== TASK MATERIAL

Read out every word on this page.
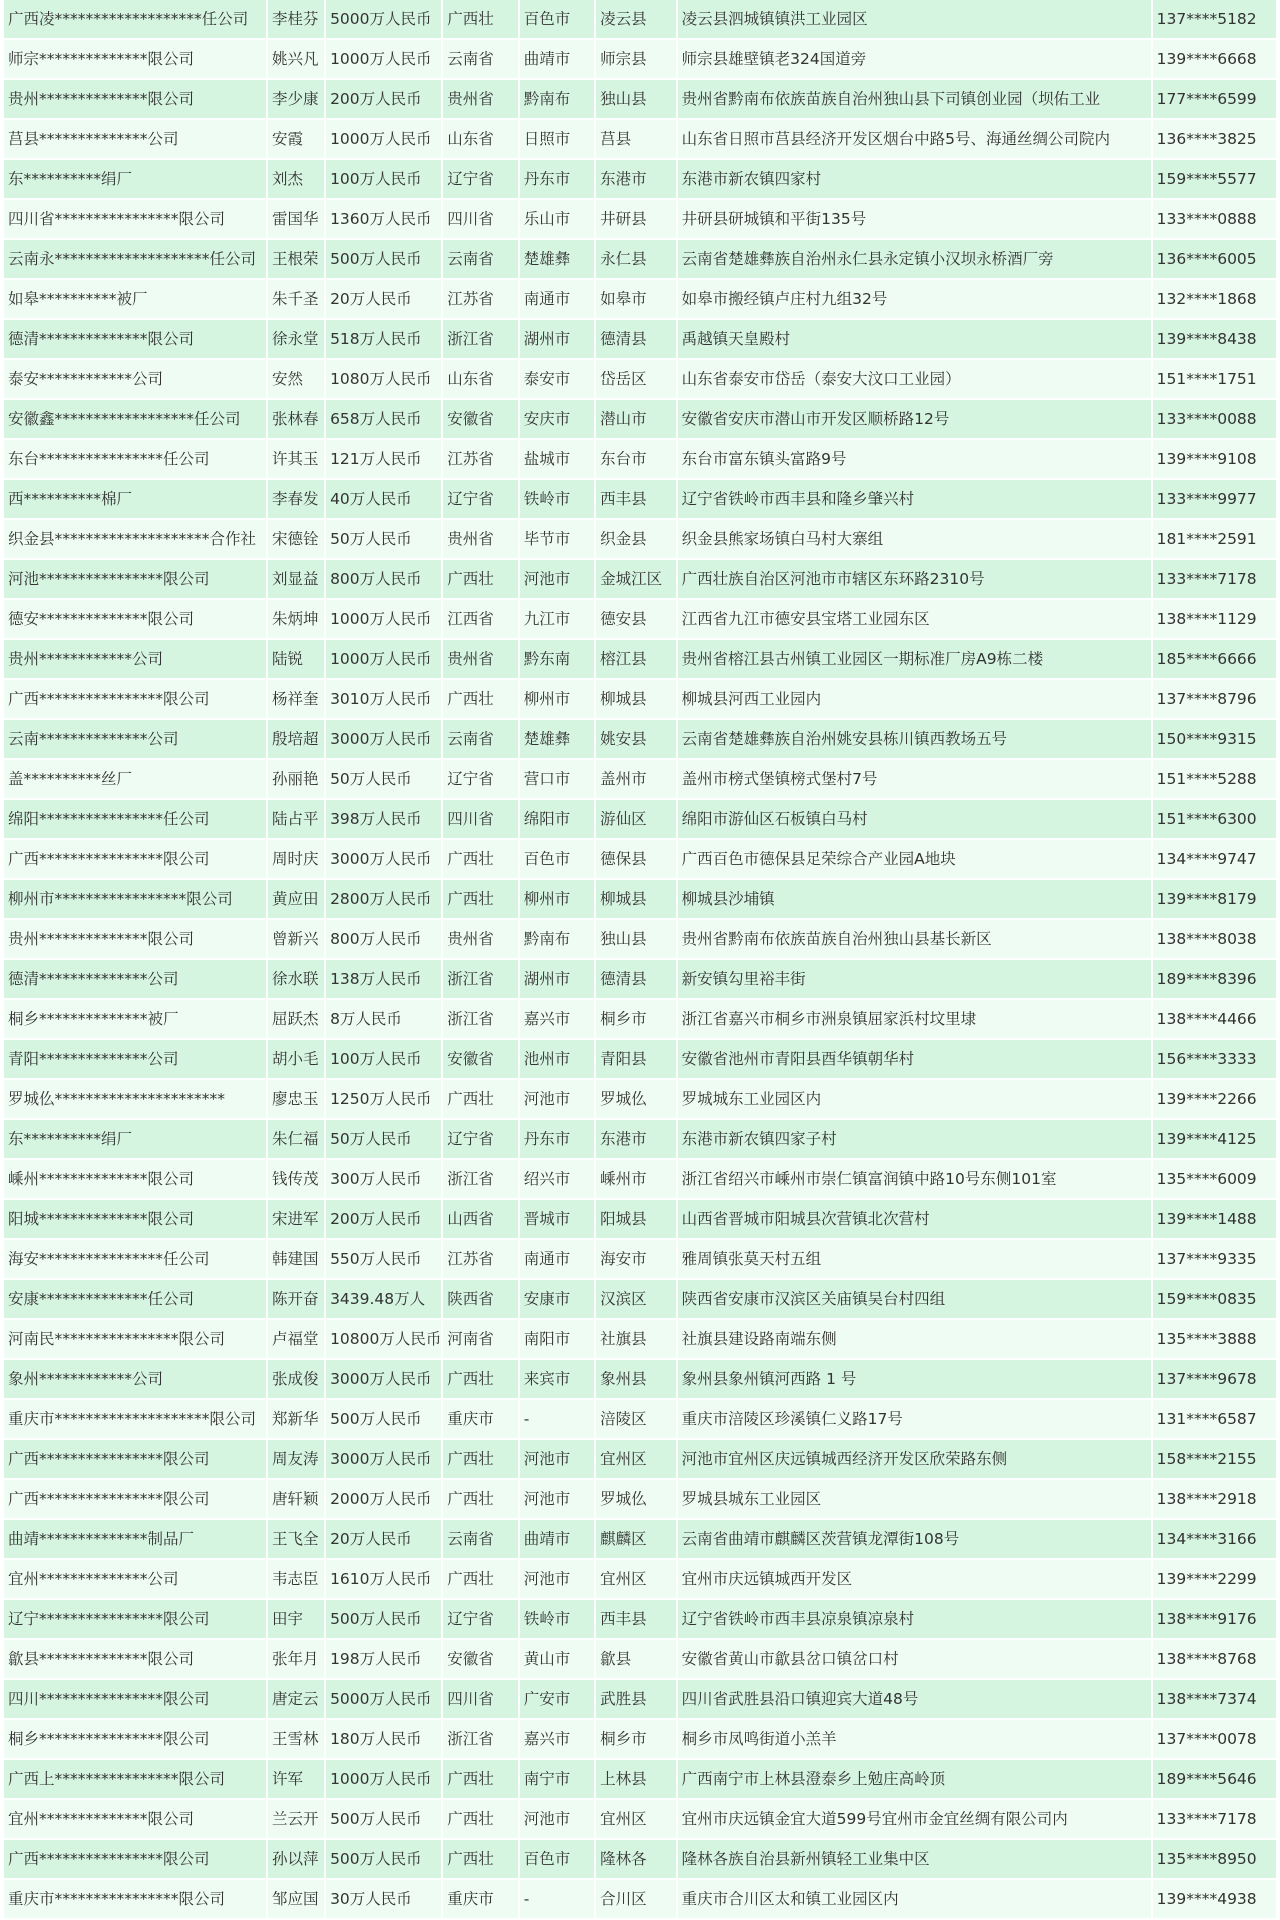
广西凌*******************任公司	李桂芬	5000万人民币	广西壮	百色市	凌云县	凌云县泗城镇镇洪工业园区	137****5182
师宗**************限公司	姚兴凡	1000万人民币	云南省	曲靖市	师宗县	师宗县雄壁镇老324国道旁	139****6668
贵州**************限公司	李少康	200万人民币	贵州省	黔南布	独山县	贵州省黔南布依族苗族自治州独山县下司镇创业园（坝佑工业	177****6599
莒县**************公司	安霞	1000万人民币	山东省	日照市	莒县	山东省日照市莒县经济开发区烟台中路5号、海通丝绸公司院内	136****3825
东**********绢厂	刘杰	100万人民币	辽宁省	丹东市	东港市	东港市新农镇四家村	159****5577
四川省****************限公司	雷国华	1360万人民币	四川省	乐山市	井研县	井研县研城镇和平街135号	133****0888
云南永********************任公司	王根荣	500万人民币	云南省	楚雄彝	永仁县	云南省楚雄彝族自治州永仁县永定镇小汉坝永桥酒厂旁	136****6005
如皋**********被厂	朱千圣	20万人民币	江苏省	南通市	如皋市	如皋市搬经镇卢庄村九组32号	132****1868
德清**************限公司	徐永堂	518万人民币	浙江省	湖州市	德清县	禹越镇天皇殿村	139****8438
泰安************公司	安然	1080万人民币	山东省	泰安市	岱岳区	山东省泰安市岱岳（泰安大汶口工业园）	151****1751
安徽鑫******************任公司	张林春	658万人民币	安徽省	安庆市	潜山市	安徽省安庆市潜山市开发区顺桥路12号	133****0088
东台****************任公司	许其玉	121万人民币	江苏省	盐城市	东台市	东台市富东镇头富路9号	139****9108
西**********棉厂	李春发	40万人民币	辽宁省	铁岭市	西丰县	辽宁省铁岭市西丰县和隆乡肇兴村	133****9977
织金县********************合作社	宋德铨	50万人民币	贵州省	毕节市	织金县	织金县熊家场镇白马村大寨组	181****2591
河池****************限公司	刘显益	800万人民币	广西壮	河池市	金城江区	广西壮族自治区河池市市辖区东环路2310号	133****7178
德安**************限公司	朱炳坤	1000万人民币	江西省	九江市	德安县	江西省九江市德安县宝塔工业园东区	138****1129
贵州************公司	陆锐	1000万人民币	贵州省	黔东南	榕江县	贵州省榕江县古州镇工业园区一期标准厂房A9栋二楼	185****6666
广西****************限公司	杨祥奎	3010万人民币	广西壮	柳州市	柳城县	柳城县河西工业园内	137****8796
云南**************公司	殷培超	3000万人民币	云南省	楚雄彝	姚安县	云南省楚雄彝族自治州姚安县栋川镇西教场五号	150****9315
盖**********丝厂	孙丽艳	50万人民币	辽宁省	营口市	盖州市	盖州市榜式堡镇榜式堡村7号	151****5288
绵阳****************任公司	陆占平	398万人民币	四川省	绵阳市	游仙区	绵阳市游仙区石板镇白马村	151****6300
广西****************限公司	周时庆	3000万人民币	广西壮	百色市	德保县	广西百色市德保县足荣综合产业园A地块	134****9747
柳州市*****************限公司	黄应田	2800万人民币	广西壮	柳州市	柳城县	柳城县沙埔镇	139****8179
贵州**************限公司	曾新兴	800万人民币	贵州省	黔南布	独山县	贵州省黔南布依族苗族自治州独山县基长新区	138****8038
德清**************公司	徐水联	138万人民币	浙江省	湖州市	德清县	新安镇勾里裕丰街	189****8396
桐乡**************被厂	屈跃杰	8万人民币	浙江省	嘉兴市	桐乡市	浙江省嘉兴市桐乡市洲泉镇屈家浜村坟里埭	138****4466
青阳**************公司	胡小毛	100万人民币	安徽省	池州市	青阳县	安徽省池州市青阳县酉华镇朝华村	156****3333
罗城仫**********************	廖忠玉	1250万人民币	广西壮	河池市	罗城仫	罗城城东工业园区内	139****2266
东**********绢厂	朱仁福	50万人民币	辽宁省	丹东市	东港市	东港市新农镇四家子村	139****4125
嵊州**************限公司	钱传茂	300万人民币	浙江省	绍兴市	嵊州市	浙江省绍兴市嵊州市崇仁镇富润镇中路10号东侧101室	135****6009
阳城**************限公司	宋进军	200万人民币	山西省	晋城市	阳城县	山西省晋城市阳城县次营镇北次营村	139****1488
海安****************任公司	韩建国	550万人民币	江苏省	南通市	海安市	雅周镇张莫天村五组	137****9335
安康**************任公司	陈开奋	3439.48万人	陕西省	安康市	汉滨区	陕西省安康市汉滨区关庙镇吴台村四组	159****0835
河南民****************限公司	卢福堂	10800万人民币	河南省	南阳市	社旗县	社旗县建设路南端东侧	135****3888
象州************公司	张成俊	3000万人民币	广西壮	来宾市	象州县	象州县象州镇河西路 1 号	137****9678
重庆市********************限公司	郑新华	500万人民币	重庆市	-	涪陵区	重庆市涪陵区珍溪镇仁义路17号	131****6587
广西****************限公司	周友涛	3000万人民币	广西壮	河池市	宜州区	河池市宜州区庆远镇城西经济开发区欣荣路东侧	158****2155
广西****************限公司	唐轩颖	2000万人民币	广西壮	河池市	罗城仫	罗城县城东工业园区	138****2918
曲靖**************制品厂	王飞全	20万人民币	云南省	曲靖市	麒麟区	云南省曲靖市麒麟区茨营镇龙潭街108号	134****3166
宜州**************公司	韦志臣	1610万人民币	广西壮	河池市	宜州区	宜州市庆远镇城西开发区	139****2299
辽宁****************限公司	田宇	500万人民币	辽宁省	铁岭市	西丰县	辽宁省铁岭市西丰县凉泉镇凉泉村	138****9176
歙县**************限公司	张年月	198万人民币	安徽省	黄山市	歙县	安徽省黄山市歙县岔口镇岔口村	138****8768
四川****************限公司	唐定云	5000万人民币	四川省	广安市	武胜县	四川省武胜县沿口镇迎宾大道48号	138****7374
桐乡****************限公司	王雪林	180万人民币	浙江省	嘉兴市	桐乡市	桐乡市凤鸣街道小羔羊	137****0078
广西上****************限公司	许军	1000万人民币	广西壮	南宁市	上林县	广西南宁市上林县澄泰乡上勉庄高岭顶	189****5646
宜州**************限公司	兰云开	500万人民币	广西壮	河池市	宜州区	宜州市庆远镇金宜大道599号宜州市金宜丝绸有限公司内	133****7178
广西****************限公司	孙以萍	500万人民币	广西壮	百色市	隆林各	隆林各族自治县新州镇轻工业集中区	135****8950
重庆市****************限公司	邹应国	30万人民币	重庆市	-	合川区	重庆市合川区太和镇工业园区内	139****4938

====

WHAT TO PRODUCE:
Every record above must be given again exactly; drop the pictures.

EXERCISE ANSWER:
Read out every word on this page.
广西凌*******************任公司	李桂芬	5000万人民币	广西壮	百色市	凌云县	凌云县泗城镇镇洪工业园区	137****5182
师宗**************限公司	姚兴凡	1000万人民币	云南省	曲靖市	师宗县	师宗县雄壁镇老324国道旁	139****6668
贵州**************限公司	李少康	200万人民币	贵州省	黔南布	独山县	贵州省黔南布依族苗族自治州独山县下司镇创业园（坝佑工业	177****6599
莒县**************公司	安霞	1000万人民币	山东省	日照市	莒县	山东省日照市莒县经济开发区烟台中路5号、海通丝绸公司院内	136****3825
东**********绢厂	刘杰	100万人民币	辽宁省	丹东市	东港市	东港市新农镇四家村	159****5577
四川省****************限公司	雷国华	1360万人民币	四川省	乐山市	井研县	井研县研城镇和平街135号	133****0888
云南永********************任公司	王根荣	500万人民币	云南省	楚雄彝	永仁县	云南省楚雄彝族自治州永仁县永定镇小汉坝永桥酒厂旁	136****6005
如皋**********被厂	朱千圣	20万人民币	江苏省	南通市	如皋市	如皋市搬经镇卢庄村九组32号	132****1868
德清**************限公司	徐永堂	518万人民币	浙江省	湖州市	德清县	禹越镇天皇殿村	139****8438
泰安************公司	安然	1080万人民币	山东省	泰安市	岱岳区	山东省泰安市岱岳（泰安大汶口工业园）	151****1751
安徽鑫******************任公司	张林春	658万人民币	安徽省	安庆市	潜山市	安徽省安庆市潜山市开发区顺桥路12号	133****0088
东台****************任公司	许其玉	121万人民币	江苏省	盐城市	东台市	东台市富东镇头富路9号	139****9108
西**********棉厂	李春发	40万人民币	辽宁省	铁岭市	西丰县	辽宁省铁岭市西丰县和隆乡肇兴村	133****9977
织金县********************合作社	宋德铨	50万人民币	贵州省	毕节市	织金县	织金县熊家场镇白马村大寨组	181****2591
河池****************限公司	刘显益	800万人民币	广西壮	河池市	金城江区	广西壮族自治区河池市市辖区东环路2310号	133****7178
德安**************限公司	朱炳坤	1000万人民币	江西省	九江市	德安县	江西省九江市德安县宝塔工业园东区	138****1129
贵州************公司	陆锐	1000万人民币	贵州省	黔东南	榕江县	贵州省榕江县古州镇工业园区一期标准厂房A9栋二楼	185****6666
广西****************限公司	杨祥奎	3010万人民币	广西壮	柳州市	柳城县	柳城县河西工业园内	137****8796
云南**************公司	殷培超	3000万人民币	云南省	楚雄彝	姚安县	云南省楚雄彝族自治州姚安县栋川镇西教场五号	150****9315
盖**********丝厂	孙丽艳	50万人民币	辽宁省	营口市	盖州市	盖州市榜式堡镇榜式堡村7号	151****5288
绵阳****************任公司	陆占平	398万人民币	四川省	绵阳市	游仙区	绵阳市游仙区石板镇白马村	151****6300
广西****************限公司	周时庆	3000万人民币	广西壮	百色市	德保县	广西百色市德保县足荣综合产业园A地块	134****9747
柳州市*****************限公司	黄应田	2800万人民币	广西壮	柳州市	柳城县	柳城县沙埔镇	139****8179
贵州**************限公司	曾新兴	800万人民币	贵州省	黔南布	独山县	贵州省黔南布依族苗族自治州独山县基长新区	138****8038
德清**************公司	徐水联	138万人民币	浙江省	湖州市	德清县	新安镇勾里裕丰街	189****8396
桐乡**************被厂	屈跃杰	8万人民币	浙江省	嘉兴市	桐乡市	浙江省嘉兴市桐乡市洲泉镇屈家浜村坟里埭	138****4466
青阳**************公司	胡小毛	100万人民币	安徽省	池州市	青阳县	安徽省池州市青阳县酉华镇朝华村	156****3333
罗城仫**********************	廖忠玉	1250万人民币	广西壮	河池市	罗城仫	罗城城东工业园区内	139****2266
东**********绢厂	朱仁福	50万人民币	辽宁省	丹东市	东港市	东港市新农镇四家子村	139****4125
嵊州**************限公司	钱传茂	300万人民币	浙江省	绍兴市	嵊州市	浙江省绍兴市嵊州市崇仁镇富润镇中路10号东侧101室	135****6009
阳城**************限公司	宋进军	200万人民币	山西省	晋城市	阳城县	山西省晋城市阳城县次营镇北次营村	139****1488
海安****************任公司	韩建国	550万人民币	江苏省	南通市	海安市	雅周镇张莫天村五组	137****9335
安康**************任公司	陈开奋	3439.48万人	陕西省	安康市	汉滨区	陕西省安康市汉滨区关庙镇吴台村四组	159****0835
河南民****************限公司	卢福堂	10800万人民币	河南省	南阳市	社旗县	社旗县建设路南端东侧	135****3888
象州************公司	张成俊	3000万人民币	广西壮	来宾市	象州县	象州县象州镇河西路 1 号	137****9678
重庆市********************限公司	郑新华	500万人民币	重庆市	-	涪陵区	重庆市涪陵区珍溪镇仁义路17号	131****6587
广西****************限公司	周友涛	3000万人民币	广西壮	河池市	宜州区	河池市宜州区庆远镇城西经济开发区欣荣路东侧	158****2155
广西****************限公司	唐轩颖	2000万人民币	广西壮	河池市	罗城仫	罗城县城东工业园区	138****2918
曲靖**************制品厂	王飞全	20万人民币	云南省	曲靖市	麒麟区	云南省曲靖市麒麟区茨营镇龙潭街108号	134****3166
宜州**************公司	韦志臣	1610万人民币	广西壮	河池市	宜州区	宜州市庆远镇城西开发区	139****2299
辽宁****************限公司	田宇	500万人民币	辽宁省	铁岭市	西丰县	辽宁省铁岭市西丰县凉泉镇凉泉村	138****9176
歙县**************限公司	张年月	198万人民币	安徽省	黄山市	歙县	安徽省黄山市歙县岔口镇岔口村	138****8768
四川****************限公司	唐定云	5000万人民币	四川省	广安市	武胜县	四川省武胜县沿口镇迎宾大道48号	138****7374
桐乡****************限公司	王雪林	180万人民币	浙江省	嘉兴市	桐乡市	桐乡市凤鸣街道小羔羊	137****0078
广西上****************限公司	许军	1000万人民币	广西壮	南宁市	上林县	广西南宁市上林县澄泰乡上勉庄高岭顶	189****5646
宜州**************限公司	兰云开	500万人民币	广西壮	河池市	宜州区	宜州市庆远镇金宜大道599号宜州市金宜丝绸有限公司内	133****7178
广西****************限公司	孙以萍	500万人民币	广西壮	百色市	隆林各	隆林各族自治县新州镇轻工业集中区	135****8950
重庆市****************限公司	邹应国	30万人民币	重庆市	-	合川区	重庆市合川区太和镇工业园区内	139****4938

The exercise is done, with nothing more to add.